• _Written problem_: Identify each line in the records below that contains the word "JSON", and copy it.

• _Data to process_:
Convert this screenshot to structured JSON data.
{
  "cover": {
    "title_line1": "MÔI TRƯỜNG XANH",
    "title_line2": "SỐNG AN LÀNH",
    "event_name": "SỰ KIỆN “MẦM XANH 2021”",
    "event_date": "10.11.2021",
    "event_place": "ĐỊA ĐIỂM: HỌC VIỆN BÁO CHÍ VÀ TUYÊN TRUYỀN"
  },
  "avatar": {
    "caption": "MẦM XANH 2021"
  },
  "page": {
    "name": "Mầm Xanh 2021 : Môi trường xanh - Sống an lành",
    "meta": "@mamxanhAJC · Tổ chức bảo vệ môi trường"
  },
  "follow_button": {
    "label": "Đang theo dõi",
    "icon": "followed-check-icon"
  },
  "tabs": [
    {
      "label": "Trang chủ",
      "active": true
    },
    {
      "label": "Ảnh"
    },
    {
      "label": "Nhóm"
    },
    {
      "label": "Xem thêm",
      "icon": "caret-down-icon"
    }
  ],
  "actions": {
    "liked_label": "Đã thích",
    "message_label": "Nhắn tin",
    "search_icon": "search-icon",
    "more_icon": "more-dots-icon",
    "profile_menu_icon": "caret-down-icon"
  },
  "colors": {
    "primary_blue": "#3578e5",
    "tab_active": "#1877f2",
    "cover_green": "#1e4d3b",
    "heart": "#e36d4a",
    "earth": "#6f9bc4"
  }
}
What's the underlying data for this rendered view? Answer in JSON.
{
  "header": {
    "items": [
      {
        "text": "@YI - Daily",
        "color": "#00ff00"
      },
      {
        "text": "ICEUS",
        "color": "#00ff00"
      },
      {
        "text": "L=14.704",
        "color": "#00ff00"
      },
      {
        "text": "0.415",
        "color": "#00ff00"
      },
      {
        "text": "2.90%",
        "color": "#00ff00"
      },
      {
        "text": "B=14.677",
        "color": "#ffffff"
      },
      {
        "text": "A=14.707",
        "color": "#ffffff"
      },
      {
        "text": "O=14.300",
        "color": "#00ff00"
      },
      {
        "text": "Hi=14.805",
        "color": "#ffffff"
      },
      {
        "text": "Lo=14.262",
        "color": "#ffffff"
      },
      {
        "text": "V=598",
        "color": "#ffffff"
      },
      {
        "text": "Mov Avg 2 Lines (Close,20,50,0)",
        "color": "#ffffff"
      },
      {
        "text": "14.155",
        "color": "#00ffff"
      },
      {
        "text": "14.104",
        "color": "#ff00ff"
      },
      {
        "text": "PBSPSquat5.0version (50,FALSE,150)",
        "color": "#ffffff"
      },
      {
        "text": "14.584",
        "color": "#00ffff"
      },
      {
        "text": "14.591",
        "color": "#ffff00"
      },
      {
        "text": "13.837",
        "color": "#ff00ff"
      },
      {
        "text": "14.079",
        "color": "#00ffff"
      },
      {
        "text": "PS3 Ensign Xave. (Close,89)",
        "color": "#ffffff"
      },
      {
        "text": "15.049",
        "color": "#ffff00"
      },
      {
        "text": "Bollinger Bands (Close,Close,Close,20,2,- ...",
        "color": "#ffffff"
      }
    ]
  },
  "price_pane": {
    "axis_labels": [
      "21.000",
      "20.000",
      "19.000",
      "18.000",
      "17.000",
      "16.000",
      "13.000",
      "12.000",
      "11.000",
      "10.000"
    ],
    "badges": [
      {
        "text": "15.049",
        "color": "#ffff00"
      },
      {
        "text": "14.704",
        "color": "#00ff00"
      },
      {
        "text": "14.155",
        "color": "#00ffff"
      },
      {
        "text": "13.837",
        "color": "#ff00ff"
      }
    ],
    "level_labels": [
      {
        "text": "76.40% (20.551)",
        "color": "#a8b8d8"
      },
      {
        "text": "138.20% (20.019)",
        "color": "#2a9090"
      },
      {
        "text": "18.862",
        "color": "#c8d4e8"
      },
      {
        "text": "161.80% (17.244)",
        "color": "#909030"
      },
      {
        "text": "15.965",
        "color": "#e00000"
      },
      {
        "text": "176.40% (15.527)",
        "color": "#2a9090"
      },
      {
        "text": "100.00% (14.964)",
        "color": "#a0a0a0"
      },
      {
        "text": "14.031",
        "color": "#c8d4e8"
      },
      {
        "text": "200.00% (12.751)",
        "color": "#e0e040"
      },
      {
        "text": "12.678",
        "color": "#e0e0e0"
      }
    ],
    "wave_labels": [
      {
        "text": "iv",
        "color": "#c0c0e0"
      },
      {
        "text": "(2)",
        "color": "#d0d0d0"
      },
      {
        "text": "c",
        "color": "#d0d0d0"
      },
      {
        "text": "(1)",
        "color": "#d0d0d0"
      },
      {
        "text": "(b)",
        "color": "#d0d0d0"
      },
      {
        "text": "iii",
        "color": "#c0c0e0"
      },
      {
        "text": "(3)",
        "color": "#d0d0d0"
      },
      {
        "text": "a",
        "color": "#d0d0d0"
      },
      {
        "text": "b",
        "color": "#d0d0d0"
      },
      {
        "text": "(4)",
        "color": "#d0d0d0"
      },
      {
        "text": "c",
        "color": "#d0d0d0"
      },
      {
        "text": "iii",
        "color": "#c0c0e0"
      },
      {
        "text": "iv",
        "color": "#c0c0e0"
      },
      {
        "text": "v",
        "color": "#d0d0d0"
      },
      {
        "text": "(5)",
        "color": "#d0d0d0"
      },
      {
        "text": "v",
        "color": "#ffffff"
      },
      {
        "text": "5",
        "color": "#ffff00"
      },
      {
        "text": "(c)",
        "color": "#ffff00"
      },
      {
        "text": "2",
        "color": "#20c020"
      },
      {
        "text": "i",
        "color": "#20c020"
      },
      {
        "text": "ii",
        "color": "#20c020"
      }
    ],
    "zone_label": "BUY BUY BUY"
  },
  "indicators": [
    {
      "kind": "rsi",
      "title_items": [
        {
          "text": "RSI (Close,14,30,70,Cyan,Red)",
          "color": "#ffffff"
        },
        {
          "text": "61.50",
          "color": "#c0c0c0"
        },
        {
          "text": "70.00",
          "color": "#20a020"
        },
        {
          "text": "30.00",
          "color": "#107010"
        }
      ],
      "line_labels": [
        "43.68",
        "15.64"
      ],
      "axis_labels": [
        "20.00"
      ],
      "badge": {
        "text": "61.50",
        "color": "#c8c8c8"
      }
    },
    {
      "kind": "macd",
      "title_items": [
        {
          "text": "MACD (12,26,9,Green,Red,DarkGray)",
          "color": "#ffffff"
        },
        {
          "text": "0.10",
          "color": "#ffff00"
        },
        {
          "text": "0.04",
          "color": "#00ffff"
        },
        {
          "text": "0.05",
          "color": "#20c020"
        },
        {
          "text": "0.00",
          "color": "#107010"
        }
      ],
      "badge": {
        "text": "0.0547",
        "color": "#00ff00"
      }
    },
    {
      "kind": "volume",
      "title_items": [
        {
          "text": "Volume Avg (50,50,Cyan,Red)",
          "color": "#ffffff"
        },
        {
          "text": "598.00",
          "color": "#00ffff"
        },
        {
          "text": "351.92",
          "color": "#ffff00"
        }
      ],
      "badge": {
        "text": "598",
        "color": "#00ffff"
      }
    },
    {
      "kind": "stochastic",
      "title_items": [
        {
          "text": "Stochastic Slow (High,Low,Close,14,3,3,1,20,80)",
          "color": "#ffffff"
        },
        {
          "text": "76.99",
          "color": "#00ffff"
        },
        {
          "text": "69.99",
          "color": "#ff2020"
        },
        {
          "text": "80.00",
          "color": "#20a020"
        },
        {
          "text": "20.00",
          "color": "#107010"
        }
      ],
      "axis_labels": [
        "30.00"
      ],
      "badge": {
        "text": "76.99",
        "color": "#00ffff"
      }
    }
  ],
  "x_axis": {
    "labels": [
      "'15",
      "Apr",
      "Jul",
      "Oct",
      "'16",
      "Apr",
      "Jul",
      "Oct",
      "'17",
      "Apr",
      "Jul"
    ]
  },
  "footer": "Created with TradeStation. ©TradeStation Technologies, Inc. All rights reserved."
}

• _Correct answer_:
Convert this screenshot to structured JSON data.
What's the underlying data for this rendered view? Answer in JSON.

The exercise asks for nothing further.